- **What you should do**
In the exemptive relief decision below, condense the paragraph beginning "National Policy 11-203 Process for Exemptive Relief Applications" into a short bulleted list that keeps its main facts.

#### Text segment

National Policy 11-203 Process for Exemptive Relief Applications in Multiple Jurisdictions -- approval granted under NI 81-102 for mergers of non-redeemable investment funds that will result in securityholders becoming securityholders of a different non-redeemable investment fund -- approval needed because mergers do not meet the criteria for pre-approved reorganizations and transfers under National Instrument 81-102 Investment Funds because investment objectives and fee structure are not substantially similar -- mergers to otherwise comply with pre-approval criteria, including securityholder and IRC approval.
Applicable Legislative Provisions
National Instrument 81-102 Investment Funds, ss. 5.5(1)(b), 5.7(1)(b).
January 27, 2016
IN THE MATTER OF THE SECURITIES LEGISLATION OF ONTARIO (the Jurisdiction) AND IN THE MATTER OF THE PROCESS FOR EXEMPTIVE RELIEF APPLICATIONS IN MULTIPLE JURISDICTIONS AND IN THE MATTER OF ASTON HILL CAPITAL MARKETS INC. (the Filer) AND IN THE MATTER OF AUSTRALIAN BANC CAPITAL SECURITIES TRUST (AB Fund), EURO BANC CAPITAL SECURITIES TRUST (EB Fund) AND HBANC CAPITAL SECURITIES TRUST (HB Fund, and collectively the Terminating Funds)

########
#### Stored data

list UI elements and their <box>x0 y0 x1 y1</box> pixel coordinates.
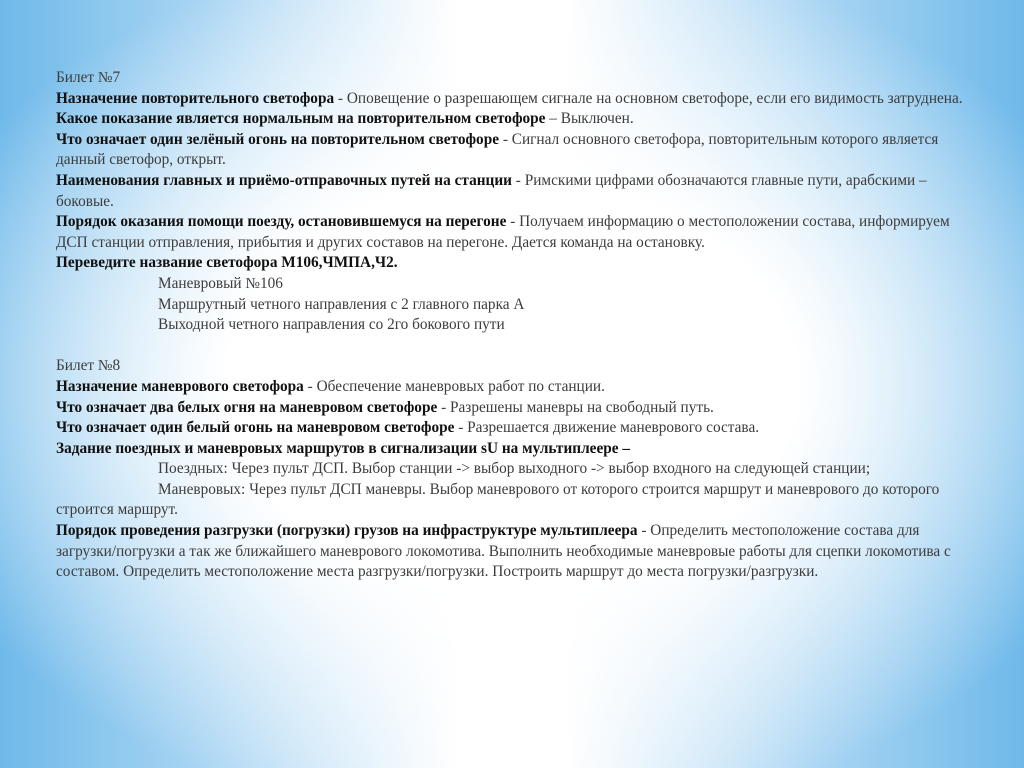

########

- **Answer to the task**
- Proceeding: National Policy 11-203 Process for Exemptive Relief Applications in Multiple Jurisdictions.
- Approval granted under NI 81-102 for mergers of non-redeemable investment funds. Through these mergers, securityholders will become securityholders of a different non-redeemable investment fund.
- Approval is needed because the mergers do not meet the National Instrument 81-102 Investment Funds criteria for pre-approved reorganizations and transfers. The funds' investment objectives and fee structure are not substantially similar.
- Otherwise, the mergers are to comply with the pre-approval criteria, including securityholder and IRC approval.